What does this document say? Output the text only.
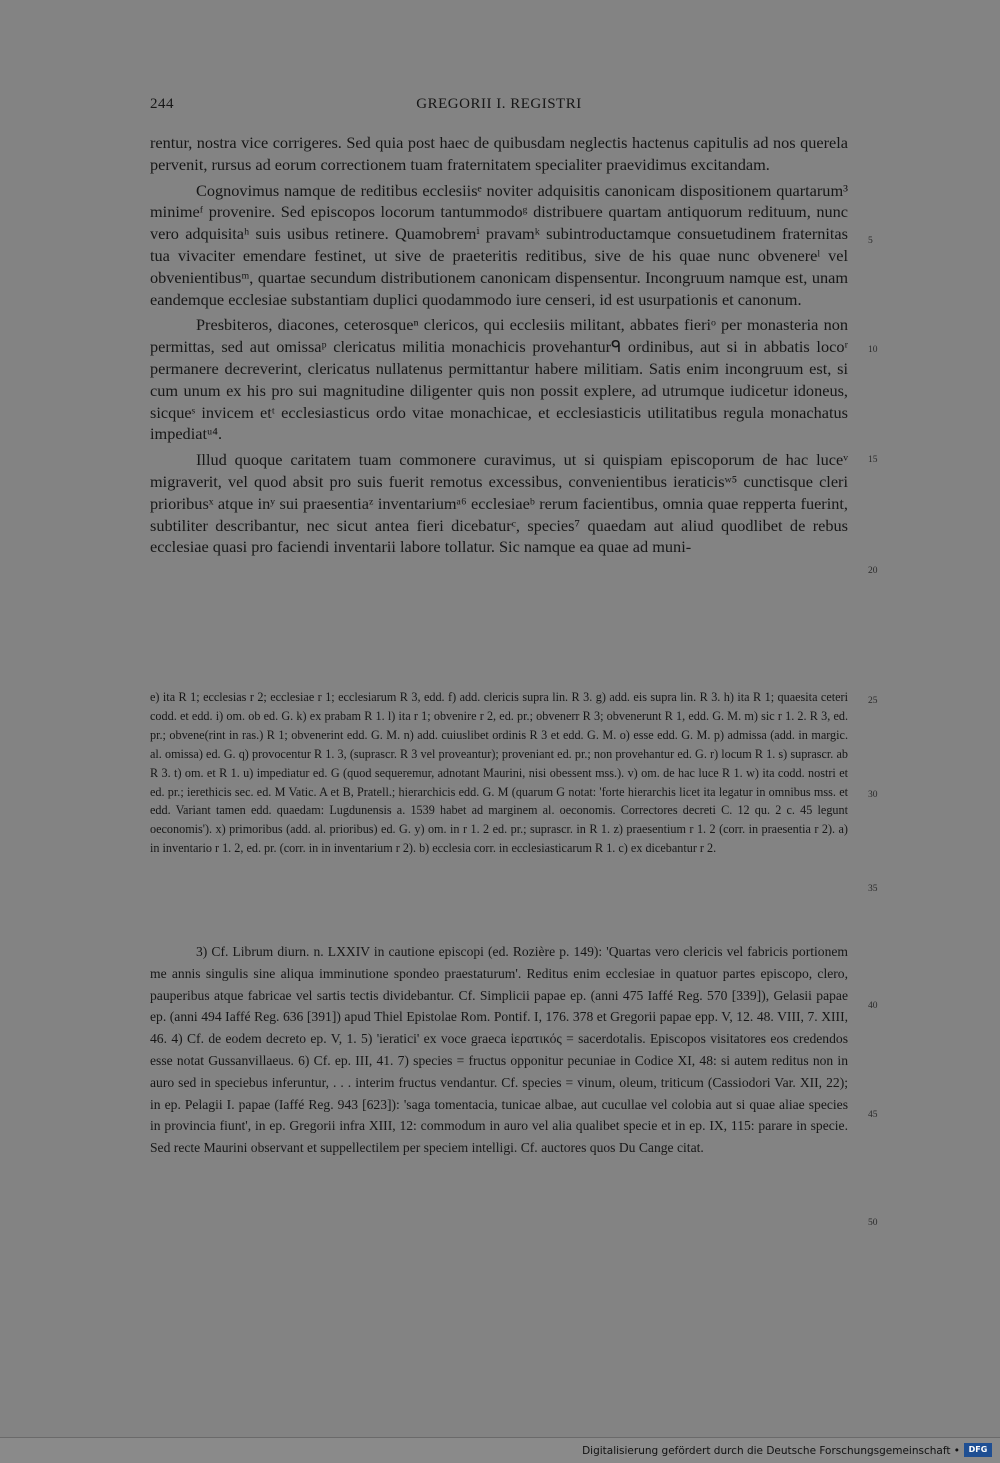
244	GREGORII I. REGISTRI

rentur, nostra vice corrigeres. Sed quia post haec de quibusdam neglectis hactenus capitulis ad nos querela pervenit, rursus ad eorum correctionem tuam fraternitatem specialiter praevidimus excitandam.

Cognovimus namque de reditibus ecclesiisᵉ noviter adquisitis canonicam dispositionem quartarum³ minimeᶠ provenire. Sed episcopos locorum tantummodoᵍ distribuere quartam antiquorum redituum, nunc vero adquisitaʰ suis usibus retinere. Quamobremⁱ pravamᵏ subintroductamque consuetudinem fraternitas tua vivaciter emendare festinet, ut sive de praeteritis reditibus, sive de his quae nunc obvenereˡ vel obvenientibusᵐ, quartae secundum distributionem canonicam dispensentur. Incongruum namque est, unam eandemque ecclesiae substantiam duplici quodammodo iure censeri, id est usurpationis et canonum.

Presbiteros, diacones, ceterosqueⁿ clericos, qui ecclesiis militant, abbates fieriᵒ per monasteria non permittas, sed aut omissaᵖ clericatus militia monachicis provehanturᑫ ordinibus, aut si in abbatis locoʳ permanere decreverint, clericatus nullatenus permittantur habere militiam. Satis enim incongruum est, si cum unum ex his pro sui magnitudine diligenter quis non possit explere, ad utrumque iudicetur idoneus, sicqueˢ invicem etᵗ ecclesiasticus ordo vitae monachicae, et ecclesiasticis utilitatibus regula monachatus impediatᵘ⁴.

Illud quoque caritatem tuam commonere curavimus, ut si quispiam episcoporum de hac luceᵛ migraverit, vel quod absit pro suis fuerit remotus excessibus, convenientibus ieraticisʷ⁵ cunctisque cleri prioribusˣ atque inʸ sui praesentiaᶻ inventariumᵃ⁶ ecclesiaeᵇ rerum facientibus, omnia quae repperta fuerint, subtiliter describantur, nec sicut antea fieri dicebaturᶜ, species⁷ quaedam aut aliud quodlibet de rebus ecclesiae quasi pro faciendi inventarii labore tollatur. Sic namque ea quae ad muni-

e) ita R 1; ecclesias r 2; ecclesiae r 1; ecclesiarum R 3, edd. f) add. clericis supra lin. R 3. g) add. eis supra lin. R 3. h) ita R 1; quaesita ceteri codd. et edd. i) om. ob ed. G. k) ex prabam R 1. l) ita r 1; obvenire r 2, ed. pr.; obvenerr R 3; obvenerunt R 1, edd. G. M. m) sic r 1. 2. R 3, ed. pr.; obvene(rint in ras.) R 1; obvenerint edd. G. M. n) add. cuiuslibet ordinis R 3 et edd. G. M. o) esse edd. G. M. p) admissa (add. in margic. al. omissa) ed. G. q) provocentur R 1. 3, (suprascr. R 3 vel proveantur); proveniant ed. pr.; non provehantur ed. G. r) locum R 1. s) suprascr. ab R 3. t) om. et R 1. u) impediatur ed. G (quod sequeremur, adnotant Maurini, nisi obessent mss.). v) om. de hac luce R 1. w) ita codd. nostri et ed. pr.; ierethicis sec. ed. M Vatic. A et B, Pratell.; hierarchicis edd. G. M (quarum G notat: 'forte hierarchis licet ita legatur in omnibus mss. et edd. Variant tamen edd. quaedam: Lugdunensis a. 1539 habet ad marginem al. oeconomis. Correctores decreti C. 12 qu. 2 c. 45 legunt oeconomis'). x) primoribus (add. al. prioribus) ed. G. y) om. in r 1. 2 ed. pr.; suprascr. in R 1. z) praesentium r 1. 2 (corr. in praesentia r 2). a) in inventario r 1. 2, ed. pr. (corr. in in inventarium r 2). b) ecclesia corr. in ecclesiasticarum R 1. c) ex dicebantur r 2.

3) Cf. Librum diurn. n. LXXIV in cautione episcopi (ed. Rozière p. 149): 'Quartas vero clericis vel fabricis portionem me annis singulis sine aliqua imminutione spondeo praestaturum'. Reditus enim ecclesiae in quatuor partes episcopo, clero, pauperibus atque fabricae vel sartis tectis dividebantur. Cf. Simplicii papae ep. (anni 475 Iaffé Reg. 570 [339]), Gelasii papae ep. (anni 494 Iaffé Reg. 636 [391]) apud Thiel Epistolae Rom. Pontif. I, 176. 378 et Gregorii papae epp. V, 12. 48. VIII, 7. XIII, 46. 4) Cf. de eodem decreto ep. V, 1. 5) 'ieratici' ex voce graeca ἱερατικός = sacerdotalis. Episcopos visitatores eos credendos esse notat Gussanvillaeus. 6) Cf. ep. III, 41. 7) species = fructus opponitur pecuniae in Codice XI, 48: si autem reditus non in auro sed in speciebus inferuntur, . . . interim fructus vendantur. Cf. species = vinum, oleum, triticum (Cassiodori Var. XII, 22); in ep. Pelagii I. papae (Iaffé Reg. 943 [623]): 'saga tomentacia, tunicae albae, aut cucullae vel colobia aut si quae aliae species in provincia fiunt', in ep. Gregorii infra XIII, 12: commodum in auro vel alia qualibet specie et in ep. IX, 115: parare in specie. Sed recte Maurini observant et suppellectilem per speciem intelligi. Cf. auctores quos Du Cange citat.

5
10
15
20
25
30
35
40
45
50
Digitalisierung gefördert durch die Deutsche Forschungsgemeinschaft •	DFG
━━━━
Restate the whole of the material word for word without the pictures.

What does this document say? Output the text only.
244	GREGORII I. REGISTRI

rentur, nostra vice corrigeres. Sed quia post haec de quibusdam neglectis hactenus capitulis ad nos querela pervenit, rursus ad eorum correctionem tuam fraternitatem specialiter praevidimus excitandam.

Cognovimus namque de reditibus ecclesiisᵉ noviter adquisitis canonicam dispositionem quartarum³ minimeᶠ provenire. Sed episcopos locorum tantummodoᵍ distribuere quartam antiquorum redituum, nunc vero adquisitaʰ suis usibus retinere. Quamobremⁱ pravamᵏ subintroductamque consuetudinem fraternitas tua vivaciter emendare festinet, ut sive de praeteritis reditibus, sive de his quae nunc obvenereˡ vel obvenientibusᵐ, quartae secundum distributionem canonicam dispensentur. Incongruum namque est, unam eandemque ecclesiae substantiam duplici quodammodo iure censeri, id est usurpationis et canonum.

Presbiteros, diacones, ceterosqueⁿ clericos, qui ecclesiis militant, abbates fieriᵒ per monasteria non permittas, sed aut omissaᵖ clericatus militia monachicis provehanturᑫ ordinibus, aut si in abbatis locoʳ permanere decreverint, clericatus nullatenus permittantur habere militiam. Satis enim incongruum est, si cum unum ex his pro sui magnitudine diligenter quis non possit explere, ad utrumque iudicetur idoneus, sicqueˢ invicem etᵗ ecclesiasticus ordo vitae monachicae, et ecclesiasticis utilitatibus regula monachatus impediatᵘ⁴.

Illud quoque caritatem tuam commonere curavimus, ut si quispiam episcoporum de hac luceᵛ migraverit, vel quod absit pro suis fuerit remotus excessibus, convenientibus ieraticisʷ⁵ cunctisque cleri prioribusˣ atque inʸ sui praesentiaᶻ inventariumᵃ⁶ ecclesiaeᵇ rerum facientibus, omnia quae repperta fuerint, subtiliter describantur, nec sicut antea fieri dicebaturᶜ, species⁷ quaedam aut aliud quodlibet de rebus ecclesiae quasi pro faciendi inventarii labore tollatur. Sic namque ea quae ad muni-

e) ita R 1; ecclesias r 2; ecclesiae r 1; ecclesiarum R 3, edd. f) add. clericis supra lin. R 3. g) add. eis supra lin. R 3. h) ita R 1; quaesita ceteri codd. et edd. i) om. ob ed. G. k) ex prabam R 1. l) ita r 1; obvenire r 2, ed. pr.; obvenerr R 3; obvenerunt R 1, edd. G. M. m) sic r 1. 2. R 3, ed. pr.; obvene(rint in ras.) R 1; obvenerint edd. G. M. n) add. cuiuslibet ordinis R 3 et edd. G. M. o) esse edd. G. M. p) admissa (add. in margic. al. omissa) ed. G. q) provocentur R 1. 3, (suprascr. R 3 vel proveantur); proveniant ed. pr.; non provehantur ed. G. r) locum R 1. s) suprascr. ab R 3. t) om. et R 1. u) impediatur ed. G (quod sequeremur, adnotant Maurini, nisi obessent mss.). v) om. de hac luce R 1. w) ita codd. nostri et ed. pr.; ierethicis sec. ed. M Vatic. A et B, Pratell.; hierarchicis edd. G. M (quarum G notat: 'forte hierarchis licet ita legatur in omnibus mss. et edd. Variant tamen edd. quaedam: Lugdunensis a. 1539 habet ad marginem al. oeconomis. Correctores decreti C. 12 qu. 2 c. 45 legunt oeconomis'). x) primoribus (add. al. prioribus) ed. G. y) om. in r 1. 2 ed. pr.; suprascr. in R 1. z) praesentium r 1. 2 (corr. in praesentia r 2). a) in inventario r 1. 2, ed. pr. (corr. in in inventarium r 2). b) ecclesia corr. in ecclesiasticarum R 1. c) ex dicebantur r 2.

3) Cf. Librum diurn. n. LXXIV in cautione episcopi (ed. Rozière p. 149): 'Quartas vero clericis vel fabricis portionem me annis singulis sine aliqua imminutione spondeo praestaturum'. Reditus enim ecclesiae in quatuor partes episcopo, clero, pauperibus atque fabricae vel sartis tectis dividebantur. Cf. Simplicii papae ep. (anni 475 Iaffé Reg. 570 [339]), Gelasii papae ep. (anni 494 Iaffé Reg. 636 [391]) apud Thiel Epistolae Rom. Pontif. I, 176. 378 et Gregorii papae epp. V, 12. 48. VIII, 7. XIII, 46. 4) Cf. de eodem decreto ep. V, 1. 5) 'ieratici' ex voce graeca ἱερατικός = sacerdotalis. Episcopos visitatores eos credendos esse notat Gussanvillaeus. 6) Cf. ep. III, 41. 7) species = fructus opponitur pecuniae in Codice XI, 48: si autem reditus non in auro sed in speciebus inferuntur, . . . interim fructus vendantur. Cf. species = vinum, oleum, triticum (Cassiodori Var. XII, 22); in ep. Pelagii I. papae (Iaffé Reg. 943 [623]): 'saga tomentacia, tunicae albae, aut cucullae vel colobia aut si quae aliae species in provincia fiunt', in ep. Gregorii infra XIII, 12: commodum in auro vel alia qualibet specie et in ep. IX, 115: parare in specie. Sed recte Maurini observant et suppellectilem per speciem intelligi. Cf. auctores quos Du Cange citat.

5
10
15
20
25
30
35
40
45
50
Digitalisierung gefördert durch die Deutsche Forschungsgemeinschaft •	DFG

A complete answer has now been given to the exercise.